** begin INPUT RECORDS **

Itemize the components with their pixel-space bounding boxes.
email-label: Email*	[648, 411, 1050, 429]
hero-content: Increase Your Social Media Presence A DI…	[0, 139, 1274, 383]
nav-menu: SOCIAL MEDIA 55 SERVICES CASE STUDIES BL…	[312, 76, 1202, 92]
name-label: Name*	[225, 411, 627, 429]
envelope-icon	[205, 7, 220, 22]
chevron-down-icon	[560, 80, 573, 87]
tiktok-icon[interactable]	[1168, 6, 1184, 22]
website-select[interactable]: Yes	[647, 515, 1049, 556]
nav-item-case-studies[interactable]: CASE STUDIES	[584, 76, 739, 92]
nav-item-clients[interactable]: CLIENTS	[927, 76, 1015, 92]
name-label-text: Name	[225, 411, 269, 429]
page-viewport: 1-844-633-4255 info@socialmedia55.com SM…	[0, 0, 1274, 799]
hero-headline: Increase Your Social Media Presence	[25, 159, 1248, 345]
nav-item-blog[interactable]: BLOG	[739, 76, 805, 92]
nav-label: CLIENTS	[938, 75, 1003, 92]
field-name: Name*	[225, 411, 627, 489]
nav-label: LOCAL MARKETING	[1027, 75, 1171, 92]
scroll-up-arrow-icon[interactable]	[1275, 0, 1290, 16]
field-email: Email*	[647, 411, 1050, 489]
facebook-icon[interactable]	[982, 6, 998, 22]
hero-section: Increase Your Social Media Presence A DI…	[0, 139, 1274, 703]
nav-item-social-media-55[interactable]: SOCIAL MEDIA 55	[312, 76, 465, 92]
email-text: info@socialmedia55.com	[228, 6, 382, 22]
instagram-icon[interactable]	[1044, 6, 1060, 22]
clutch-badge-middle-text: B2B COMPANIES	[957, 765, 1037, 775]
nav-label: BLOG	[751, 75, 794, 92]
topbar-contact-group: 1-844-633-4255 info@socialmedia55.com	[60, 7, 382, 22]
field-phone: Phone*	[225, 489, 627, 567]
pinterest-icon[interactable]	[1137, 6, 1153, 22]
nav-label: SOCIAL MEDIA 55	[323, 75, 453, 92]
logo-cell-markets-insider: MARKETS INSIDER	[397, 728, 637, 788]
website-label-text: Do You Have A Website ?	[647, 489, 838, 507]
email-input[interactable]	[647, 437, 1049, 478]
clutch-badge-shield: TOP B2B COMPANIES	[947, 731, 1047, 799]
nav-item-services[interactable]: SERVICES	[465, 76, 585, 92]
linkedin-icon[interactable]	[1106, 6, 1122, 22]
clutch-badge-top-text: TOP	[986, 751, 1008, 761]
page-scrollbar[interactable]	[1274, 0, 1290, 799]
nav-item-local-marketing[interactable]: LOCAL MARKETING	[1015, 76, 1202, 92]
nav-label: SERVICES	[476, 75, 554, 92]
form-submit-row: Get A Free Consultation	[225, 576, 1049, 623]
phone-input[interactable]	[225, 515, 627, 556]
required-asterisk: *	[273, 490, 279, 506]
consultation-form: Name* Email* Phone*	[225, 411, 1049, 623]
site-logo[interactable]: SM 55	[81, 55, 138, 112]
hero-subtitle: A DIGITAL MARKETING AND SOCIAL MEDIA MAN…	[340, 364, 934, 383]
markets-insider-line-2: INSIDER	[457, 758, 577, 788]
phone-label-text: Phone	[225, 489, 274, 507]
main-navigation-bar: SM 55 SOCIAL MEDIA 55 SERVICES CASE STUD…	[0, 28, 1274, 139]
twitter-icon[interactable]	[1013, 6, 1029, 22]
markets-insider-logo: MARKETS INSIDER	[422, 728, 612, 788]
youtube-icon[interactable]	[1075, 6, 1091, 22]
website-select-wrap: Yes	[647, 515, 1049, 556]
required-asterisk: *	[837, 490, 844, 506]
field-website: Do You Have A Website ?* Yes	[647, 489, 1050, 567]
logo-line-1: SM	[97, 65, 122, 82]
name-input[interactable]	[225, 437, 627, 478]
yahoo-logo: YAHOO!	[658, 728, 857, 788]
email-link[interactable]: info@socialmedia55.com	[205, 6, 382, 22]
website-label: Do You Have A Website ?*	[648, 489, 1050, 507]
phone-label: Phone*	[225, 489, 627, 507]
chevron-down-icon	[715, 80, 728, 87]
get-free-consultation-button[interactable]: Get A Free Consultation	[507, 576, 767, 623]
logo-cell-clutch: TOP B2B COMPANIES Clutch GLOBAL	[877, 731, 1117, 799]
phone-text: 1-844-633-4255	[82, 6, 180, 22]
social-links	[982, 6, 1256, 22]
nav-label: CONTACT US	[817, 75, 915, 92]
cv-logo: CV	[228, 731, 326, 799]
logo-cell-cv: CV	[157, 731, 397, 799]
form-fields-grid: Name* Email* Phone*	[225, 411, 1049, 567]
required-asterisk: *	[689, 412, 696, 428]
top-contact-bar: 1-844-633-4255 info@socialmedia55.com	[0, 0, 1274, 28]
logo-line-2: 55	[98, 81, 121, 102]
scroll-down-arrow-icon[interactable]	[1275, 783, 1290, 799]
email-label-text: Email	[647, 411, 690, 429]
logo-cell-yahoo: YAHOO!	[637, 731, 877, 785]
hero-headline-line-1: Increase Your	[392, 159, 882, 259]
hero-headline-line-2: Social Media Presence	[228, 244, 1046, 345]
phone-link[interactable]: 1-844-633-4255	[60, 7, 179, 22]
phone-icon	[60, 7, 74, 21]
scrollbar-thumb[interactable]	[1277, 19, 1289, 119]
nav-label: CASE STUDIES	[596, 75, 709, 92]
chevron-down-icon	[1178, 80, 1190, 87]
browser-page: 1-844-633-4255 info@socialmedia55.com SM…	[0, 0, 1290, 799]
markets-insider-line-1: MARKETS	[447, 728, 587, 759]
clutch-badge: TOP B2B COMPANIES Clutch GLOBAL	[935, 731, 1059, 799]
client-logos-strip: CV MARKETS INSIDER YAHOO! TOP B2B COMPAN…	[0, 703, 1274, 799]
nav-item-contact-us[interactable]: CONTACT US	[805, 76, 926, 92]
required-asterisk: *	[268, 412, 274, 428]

** end INPUT RECORDS **

▶ **WRITTEN REQUEST**: Reproduce the listing without any change, starting at its first line and ending at the line that contains "489, 627, 567]", with both of those lines included.

▶ **RESPONSE TO THIS TASK**:
Itemize the components with their pixel-space bounding boxes.
email-label: Email*	[648, 411, 1050, 429]
hero-content: Increase Your Social Media Presence A DI…	[0, 139, 1274, 383]
nav-menu: SOCIAL MEDIA 55 SERVICES CASE STUDIES BL…	[312, 76, 1202, 92]
name-label: Name*	[225, 411, 627, 429]
envelope-icon	[205, 7, 220, 22]
chevron-down-icon	[560, 80, 573, 87]
tiktok-icon[interactable]	[1168, 6, 1184, 22]
website-select[interactable]: Yes	[647, 515, 1049, 556]
nav-item-case-studies[interactable]: CASE STUDIES	[584, 76, 739, 92]
nav-item-clients[interactable]: CLIENTS	[927, 76, 1015, 92]
name-label-text: Name	[225, 411, 269, 429]
page-viewport: 1-844-633-4255 info@socialmedia55.com SM…	[0, 0, 1274, 799]
hero-headline: Increase Your Social Media Presence	[25, 159, 1248, 345]
nav-item-blog[interactable]: BLOG	[739, 76, 805, 92]
nav-label: CLIENTS	[938, 75, 1003, 92]
field-name: Name*	[225, 411, 627, 489]
nav-label: LOCAL MARKETING	[1027, 75, 1171, 92]
scroll-up-arrow-icon[interactable]	[1275, 0, 1290, 16]
field-email: Email*	[647, 411, 1050, 489]
facebook-icon[interactable]	[982, 6, 998, 22]
hero-section: Increase Your Social Media Presence A DI…	[0, 139, 1274, 703]
nav-item-social-media-55[interactable]: SOCIAL MEDIA 55	[312, 76, 465, 92]
email-text: info@socialmedia55.com	[228, 6, 382, 22]
instagram-icon[interactable]	[1044, 6, 1060, 22]
clutch-badge-middle-text: B2B COMPANIES	[957, 765, 1037, 775]
nav-label: BLOG	[751, 75, 794, 92]
topbar-contact-group: 1-844-633-4255 info@socialmedia55.com	[60, 7, 382, 22]
field-phone: Phone*	[225, 489, 627, 567]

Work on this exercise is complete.